Exercise
Restate the whole listing exactly.
────────────────────
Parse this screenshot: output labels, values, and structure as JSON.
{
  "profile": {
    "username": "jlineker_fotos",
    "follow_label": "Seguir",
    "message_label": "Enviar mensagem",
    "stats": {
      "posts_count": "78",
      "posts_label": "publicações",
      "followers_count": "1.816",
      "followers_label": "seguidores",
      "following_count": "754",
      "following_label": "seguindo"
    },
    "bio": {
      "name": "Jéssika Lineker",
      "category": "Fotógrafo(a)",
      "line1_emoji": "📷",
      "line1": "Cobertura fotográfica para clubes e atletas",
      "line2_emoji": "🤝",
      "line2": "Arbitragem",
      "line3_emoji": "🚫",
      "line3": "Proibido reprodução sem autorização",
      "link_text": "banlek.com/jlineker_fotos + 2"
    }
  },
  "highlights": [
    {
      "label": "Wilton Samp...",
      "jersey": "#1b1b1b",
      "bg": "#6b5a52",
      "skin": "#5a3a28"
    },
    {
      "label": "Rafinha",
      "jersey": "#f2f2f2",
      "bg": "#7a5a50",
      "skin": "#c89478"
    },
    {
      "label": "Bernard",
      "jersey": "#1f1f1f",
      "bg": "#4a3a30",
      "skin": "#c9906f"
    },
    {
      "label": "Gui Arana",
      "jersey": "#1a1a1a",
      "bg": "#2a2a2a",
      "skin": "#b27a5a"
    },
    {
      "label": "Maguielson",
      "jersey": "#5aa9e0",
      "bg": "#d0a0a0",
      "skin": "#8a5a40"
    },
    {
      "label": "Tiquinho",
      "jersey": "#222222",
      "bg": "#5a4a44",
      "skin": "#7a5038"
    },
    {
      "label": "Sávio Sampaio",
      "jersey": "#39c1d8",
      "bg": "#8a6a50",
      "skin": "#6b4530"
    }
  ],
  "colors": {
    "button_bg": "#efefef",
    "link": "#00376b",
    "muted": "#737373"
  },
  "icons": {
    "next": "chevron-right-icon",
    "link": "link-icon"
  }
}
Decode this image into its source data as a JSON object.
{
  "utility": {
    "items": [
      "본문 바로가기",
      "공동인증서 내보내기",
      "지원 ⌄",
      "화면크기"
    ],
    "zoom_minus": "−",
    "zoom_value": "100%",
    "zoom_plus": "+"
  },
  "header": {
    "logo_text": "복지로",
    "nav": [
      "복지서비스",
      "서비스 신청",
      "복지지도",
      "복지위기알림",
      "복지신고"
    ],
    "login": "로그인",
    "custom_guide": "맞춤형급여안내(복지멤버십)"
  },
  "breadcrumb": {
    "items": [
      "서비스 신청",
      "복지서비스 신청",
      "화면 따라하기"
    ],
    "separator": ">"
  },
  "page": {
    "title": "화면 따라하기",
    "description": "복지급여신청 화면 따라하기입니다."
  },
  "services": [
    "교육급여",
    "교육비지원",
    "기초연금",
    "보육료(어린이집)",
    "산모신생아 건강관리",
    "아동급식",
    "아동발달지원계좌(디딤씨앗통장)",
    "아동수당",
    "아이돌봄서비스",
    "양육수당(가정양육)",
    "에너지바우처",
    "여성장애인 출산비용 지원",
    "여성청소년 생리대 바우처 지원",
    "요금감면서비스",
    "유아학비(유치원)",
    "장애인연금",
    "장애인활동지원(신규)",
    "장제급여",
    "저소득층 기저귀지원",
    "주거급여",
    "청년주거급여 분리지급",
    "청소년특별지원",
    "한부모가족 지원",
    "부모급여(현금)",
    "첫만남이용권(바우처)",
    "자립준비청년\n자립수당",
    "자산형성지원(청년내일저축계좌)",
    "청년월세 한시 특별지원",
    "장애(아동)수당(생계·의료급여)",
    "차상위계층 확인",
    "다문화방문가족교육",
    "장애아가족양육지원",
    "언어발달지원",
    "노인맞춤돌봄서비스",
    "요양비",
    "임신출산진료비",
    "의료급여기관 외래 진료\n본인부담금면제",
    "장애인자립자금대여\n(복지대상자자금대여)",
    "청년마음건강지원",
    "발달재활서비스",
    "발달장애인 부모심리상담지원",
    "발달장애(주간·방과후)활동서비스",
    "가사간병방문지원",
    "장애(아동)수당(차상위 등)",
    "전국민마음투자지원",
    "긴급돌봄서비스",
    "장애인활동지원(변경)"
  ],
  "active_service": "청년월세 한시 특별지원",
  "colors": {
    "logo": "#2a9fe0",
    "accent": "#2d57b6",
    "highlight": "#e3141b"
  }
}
────────────────────
The completed task
Parse this screenshot: output labels, values, and structure as JSON.
{
  "profile": {
    "username": "jlineker_fotos",
    "follow_label": "Seguir",
    "message_label": "Enviar mensagem",
    "stats": {
      "posts_count": "78",
      "posts_label": "publicações",
      "followers_count": "1.816",
      "followers_label": "seguidores",
      "following_count": "754",
      "following_label": "seguindo"
    },
    "bio": {
      "name": "Jéssika Lineker",
      "category": "Fotógrafo(a)",
      "line1_emoji": "📷",
      "line1": "Cobertura fotográfica para clubes e atletas",
      "line2_emoji": "🤝",
      "line2": "Arbitragem",
      "line3_emoji": "🚫",
      "line3": "Proibido reprodução sem autorização",
      "link_text": "banlek.com/jlineker_fotos + 2"
    }
  },
  "highlights": [
    {
      "label": "Wilton Samp...",
      "jersey": "#1b1b1b",
      "bg": "#6b5a52",
      "skin": "#5a3a28"
    },
    {
      "label": "Rafinha",
      "jersey": "#f2f2f2",
      "bg": "#7a5a50",
      "skin": "#c89478"
    },
    {
      "label": "Bernard",
      "jersey": "#1f1f1f",
      "bg": "#4a3a30",
      "skin": "#c9906f"
    },
    {
      "label": "Gui Arana",
      "jersey": "#1a1a1a",
      "bg": "#2a2a2a",
      "skin": "#b27a5a"
    },
    {
      "label": "Maguielson",
      "jersey": "#5aa9e0",
      "bg": "#d0a0a0",
      "skin": "#8a5a40"
    },
    {
      "label": "Tiquinho",
      "jersey": "#222222",
      "bg": "#5a4a44",
      "skin": "#7a5038"
    },
    {
      "label": "Sávio Sampaio",
      "jersey": "#39c1d8",
      "bg": "#8a6a50",
      "skin": "#6b4530"
    }
  ],
  "colors": {
    "button_bg": "#efefef",
    "link": "#00376b",
    "muted": "#737373"
  },
  "icons": {
    "next": "chevron-right-icon",
    "link": "link-icon"
  }
}
Decode this image into its source data as a JSON object.
{
  "utility": {
    "items": [
      "본문 바로가기",
      "공동인증서 내보내기",
      "지원 ⌄",
      "화면크기"
    ],
    "zoom_minus": "−",
    "zoom_value": "100%",
    "zoom_plus": "+"
  },
  "header": {
    "logo_text": "복지로",
    "nav": [
      "복지서비스",
      "서비스 신청",
      "복지지도",
      "복지위기알림",
      "복지신고"
    ],
    "login": "로그인",
    "custom_guide": "맞춤형급여안내(복지멤버십)"
  },
  "breadcrumb": {
    "items": [
      "서비스 신청",
      "복지서비스 신청",
      "화면 따라하기"
    ],
    "separator": ">"
  },
  "page": {
    "title": "화면 따라하기",
    "description": "복지급여신청 화면 따라하기입니다."
  },
  "services": [
    "교육급여",
    "교육비지원",
    "기초연금",
    "보육료(어린이집)",
    "산모신생아 건강관리",
    "아동급식",
    "아동발달지원계좌(디딤씨앗통장)",
    "아동수당",
    "아이돌봄서비스",
    "양육수당(가정양육)",
    "에너지바우처",
    "여성장애인 출산비용 지원",
    "여성청소년 생리대 바우처 지원",
    "요금감면서비스",
    "유아학비(유치원)",
    "장애인연금",
    "장애인활동지원(신규)",
    "장제급여",
    "저소득층 기저귀지원",
    "주거급여",
    "청년주거급여 분리지급",
    "청소년특별지원",
    "한부모가족 지원",
    "부모급여(현금)",
    "첫만남이용권(바우처)",
    "자립준비청년\n자립수당",
    "자산형성지원(청년내일저축계좌)",
    "청년월세 한시 특별지원",
    "장애(아동)수당(생계·의료급여)",
    "차상위계층 확인",
    "다문화방문가족교육",
    "장애아가족양육지원",
    "언어발달지원",
    "노인맞춤돌봄서비스",
    "요양비",
    "임신출산진료비",
    "의료급여기관 외래 진료\n본인부담금면제",
    "장애인자립자금대여\n(복지대상자자금대여)",
    "청년마음건강지원",
    "발달재활서비스",
    "발달장애인 부모심리상담지원",
    "발달장애(주간·방과후)활동서비스",
    "가사간병방문지원",
    "장애(아동)수당(차상위 등)",
    "전국민마음투자지원",
    "긴급돌봄서비스",
    "장애인활동지원(변경)"
  ],
  "active_service": "청년월세 한시 특별지원",
  "colors": {
    "logo": "#2a9fe0",
    "accent": "#2d57b6",
    "highlight": "#e3141b"
  }
}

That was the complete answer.